─── Dataset records ───
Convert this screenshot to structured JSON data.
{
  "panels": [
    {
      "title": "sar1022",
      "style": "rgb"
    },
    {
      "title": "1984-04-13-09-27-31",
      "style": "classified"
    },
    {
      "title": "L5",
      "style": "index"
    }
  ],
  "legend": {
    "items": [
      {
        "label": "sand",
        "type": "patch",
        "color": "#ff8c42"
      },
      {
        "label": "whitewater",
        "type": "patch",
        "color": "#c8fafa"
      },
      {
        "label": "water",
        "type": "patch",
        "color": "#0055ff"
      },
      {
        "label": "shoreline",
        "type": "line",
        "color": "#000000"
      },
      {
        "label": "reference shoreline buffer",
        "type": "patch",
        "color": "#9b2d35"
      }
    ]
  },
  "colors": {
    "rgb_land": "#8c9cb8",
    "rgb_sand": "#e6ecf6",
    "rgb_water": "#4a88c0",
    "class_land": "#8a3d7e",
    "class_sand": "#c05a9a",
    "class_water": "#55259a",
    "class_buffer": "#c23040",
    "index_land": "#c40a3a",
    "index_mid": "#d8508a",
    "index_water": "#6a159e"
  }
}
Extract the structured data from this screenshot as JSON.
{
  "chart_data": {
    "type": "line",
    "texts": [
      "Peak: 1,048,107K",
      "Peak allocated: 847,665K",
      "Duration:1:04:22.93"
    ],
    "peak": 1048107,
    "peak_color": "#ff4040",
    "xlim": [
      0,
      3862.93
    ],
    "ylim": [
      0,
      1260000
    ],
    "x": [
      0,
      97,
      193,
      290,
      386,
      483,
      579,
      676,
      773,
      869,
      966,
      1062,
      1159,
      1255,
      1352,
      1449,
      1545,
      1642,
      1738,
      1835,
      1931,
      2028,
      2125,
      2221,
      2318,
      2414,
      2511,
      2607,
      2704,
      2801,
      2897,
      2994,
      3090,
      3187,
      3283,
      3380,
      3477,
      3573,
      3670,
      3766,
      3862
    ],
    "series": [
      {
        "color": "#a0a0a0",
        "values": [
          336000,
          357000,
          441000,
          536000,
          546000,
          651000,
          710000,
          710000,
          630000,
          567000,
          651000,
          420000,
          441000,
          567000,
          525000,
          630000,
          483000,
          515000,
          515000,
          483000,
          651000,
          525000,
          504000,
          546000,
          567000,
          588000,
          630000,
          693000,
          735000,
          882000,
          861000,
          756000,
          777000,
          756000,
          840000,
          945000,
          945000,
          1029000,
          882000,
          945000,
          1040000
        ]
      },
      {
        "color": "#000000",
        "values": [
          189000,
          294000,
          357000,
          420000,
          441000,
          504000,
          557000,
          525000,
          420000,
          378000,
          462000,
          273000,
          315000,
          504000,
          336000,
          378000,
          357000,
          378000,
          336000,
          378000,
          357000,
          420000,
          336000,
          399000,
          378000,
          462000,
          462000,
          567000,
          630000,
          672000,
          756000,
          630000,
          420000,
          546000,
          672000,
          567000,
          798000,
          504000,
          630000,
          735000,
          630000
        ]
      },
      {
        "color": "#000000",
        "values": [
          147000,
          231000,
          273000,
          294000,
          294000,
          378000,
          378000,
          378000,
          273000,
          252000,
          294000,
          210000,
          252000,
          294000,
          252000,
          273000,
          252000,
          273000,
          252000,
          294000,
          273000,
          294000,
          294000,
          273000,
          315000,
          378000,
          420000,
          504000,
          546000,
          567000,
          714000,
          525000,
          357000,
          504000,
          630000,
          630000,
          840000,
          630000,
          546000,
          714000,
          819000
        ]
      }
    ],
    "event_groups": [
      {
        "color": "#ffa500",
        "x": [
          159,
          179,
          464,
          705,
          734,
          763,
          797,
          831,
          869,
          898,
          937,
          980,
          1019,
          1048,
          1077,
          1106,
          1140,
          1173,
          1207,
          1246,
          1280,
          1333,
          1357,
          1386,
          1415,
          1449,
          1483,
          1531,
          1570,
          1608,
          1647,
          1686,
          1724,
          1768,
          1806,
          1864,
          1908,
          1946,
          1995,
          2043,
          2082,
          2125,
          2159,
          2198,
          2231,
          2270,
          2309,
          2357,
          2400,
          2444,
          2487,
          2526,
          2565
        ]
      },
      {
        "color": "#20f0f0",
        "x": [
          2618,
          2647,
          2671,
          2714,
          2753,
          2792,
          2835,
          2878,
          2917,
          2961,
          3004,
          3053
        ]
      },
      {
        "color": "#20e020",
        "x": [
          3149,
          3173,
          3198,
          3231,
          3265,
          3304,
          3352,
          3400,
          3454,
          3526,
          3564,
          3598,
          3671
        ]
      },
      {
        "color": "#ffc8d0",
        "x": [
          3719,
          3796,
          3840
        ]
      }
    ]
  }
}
───
Required work →
Identify and copy lines that hold the string "this".

Worked answer →
Convert this screenshot to structured JSON data.
Extract the structured data from this screenshot as JSON.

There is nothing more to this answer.